How to divide a list of negative and positive numbers into the largest number of subsets whose sum is 0?

Question

I am trying to solve this problem but I can't manage to figure out how.

Let's suppose I have a list of positive and negative numbers whose sum is guaranteed to be 0.

[-10, 1, 2, 20, 5, -100, -80, 10, 15, 15, 60, 100, -20, -18]

I want to obtain a list with the largest number of sub-sets, using all the elements of the initial list only once. And each subset must have the sum 0.

So in the case of this simple input:

[-5, -4, 5, 2, 3, -1]

The best results that can be obtained are:

1. [[-5, 5], [[-4, -1, 2, 3]]]   #2 subsets
2. [[-5, 2, 3], [-4, -1, 5]]     #2 subsets

These, for example, would be totally wrong answers:

1. [[-5, -4, -1, 2, 3, 5]]       #1 subsets that is the initial list, NO
2. [[-5,5]]                      #1 subset, and not all elements are used, NO

Even if it's NP-Complete, how can I manage to solve it even with a brute-force approach? I just need a solution for small list of numbers.

aeternalis1 · Accepted Answer · 2020-03-22T19:01:23.903

def get_subsets(lst):
    N = len(lst)

● Data provided:
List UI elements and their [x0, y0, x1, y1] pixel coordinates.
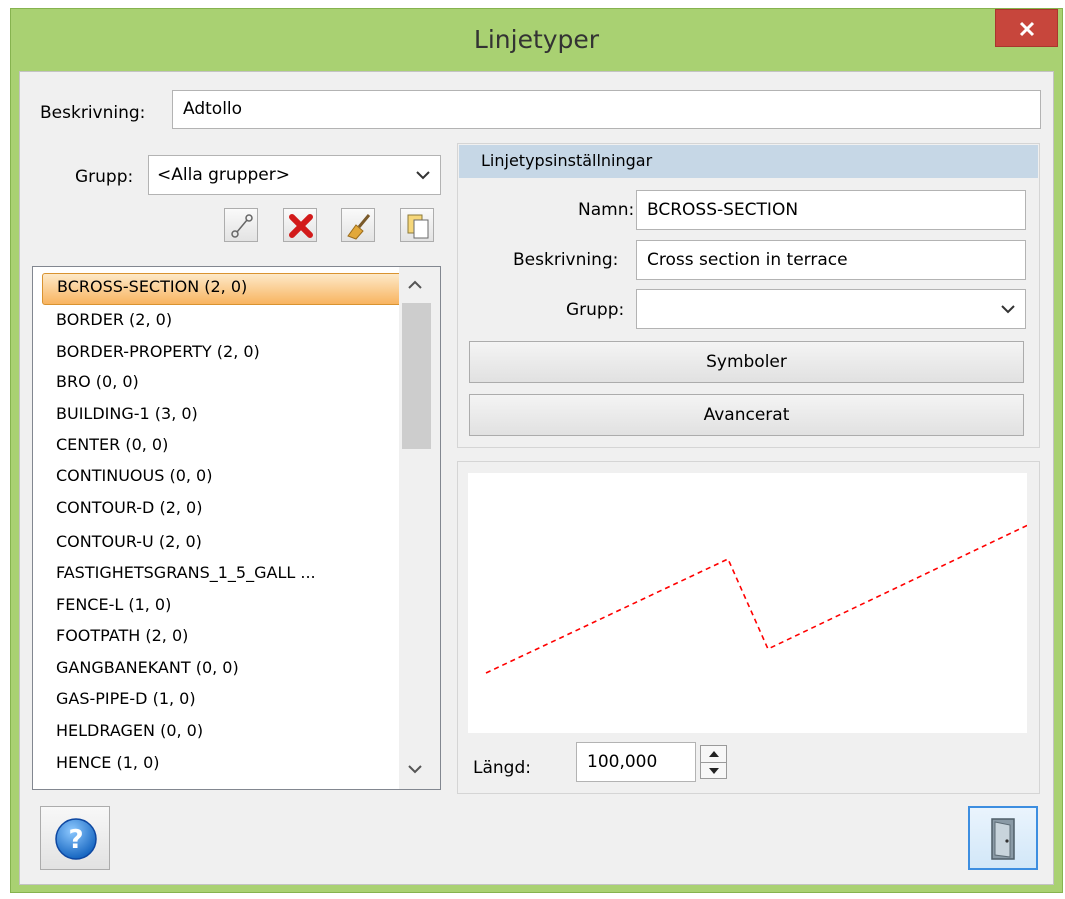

● Exercise requirements:
1/ Answer these from the zero-sum subsets thread, one line each:
(a) Which list serves as the simple input example?
(b) Who posted the accepted answer?
(c) What size of list does the asker say a solution is needed for?
2/ Decide whether each statement agrees with the zero-sum subsets thread. Answer yes or no on each line and quote the deciding words.
(a) The asker states that the sum of the list is guaranteed to be 0.
(b) The result [[-5,5]] counts as an acceptable answer.
(c) An element of the initial list may appear in more than one subset.
3/ Continue the zero-sum subsets thread from the line where it stops, carrying on the get_subsets function in the accepted answer.

● Answers to the exercise:
1/
(a) [-5, -4, 5, 2, 3, -1]
(b) aeternalis1
(c) A small list of numbers.

2/
(a) Yes: "whose sum is guaranteed to be 0"
(b) No: "not all elements are used, NO"
(c) No: "using all the elements of the initial list only once"

3/
    cand = []
    dp = [0 for x in range(1<<N)]   # maximum number of subsets using elements represented by bitset
    back = [0 for x in range(1<<N)]

    # Section 1
    for i in range(1,1<<N):
        cur = 0
        for j in range(N):
            if i&(1<<j):
                cur += lst[j]
        if not cur:
            cand.append(i)     # if subset sums to 0, it's viable
    dp[0] = 1

    # Section 2
    for i in range(1<<N):
        while cand and cand[0] <= i:
            cand.pop(0)
        if not dp[i]:
            continue
        for j in cand:
            if i&j:     # if subsets intersect, it cannot be added
                continue
            if dp[i]+1 > dp[i|j]:
                back[i|j] = j
                dp[i|j] = dp[i]+1

    # Section 3
    ind = dp.index(max(dp))
    res = []

    while back[ind]:
        cur = []
        for i in range(N):
            if back[ind]&(1<<i):
                cur.append(lst[i])
        res.append(cur)
        ind = ind^back[ind]

    return res

print (get_subsets([-5, -4, 5, 2, 3, -1]))

Basically, this solution collects all subsets of the original list that can sum to zero, then attempts to merge as many of them together as possible without colliding. It runs in worst-case O(2^{2N}) time, where N is the length of the list, but it should hit an average case of around O(2^N), since there typically shouldn't be too many subsets summing to 0.

EDIT: I added sections to facilitate explanation of the algorithm

Section 1: I iterate through all possible 2^N-1 nonempty subsets of the original list, and check which of these subsets sum to 0; any viable zero-sum subsets are added to the list cand (represented as an integer in the range [1,2^N-1] with bits set at the indices making up the subset).

Section 2: dp is a dynamic programming table storing the maximum number of subsets summing to 0 that can be formed using the subset represented by the integer i at dp[i]. Initially, all entries of dp are set to 0 except dp[0] = 1, since the empty set has a sum of 0. Then I iterate through each subset from 0 to 2^N-1, and I run through the list of candidate subsets and attempt to merge the two subsets.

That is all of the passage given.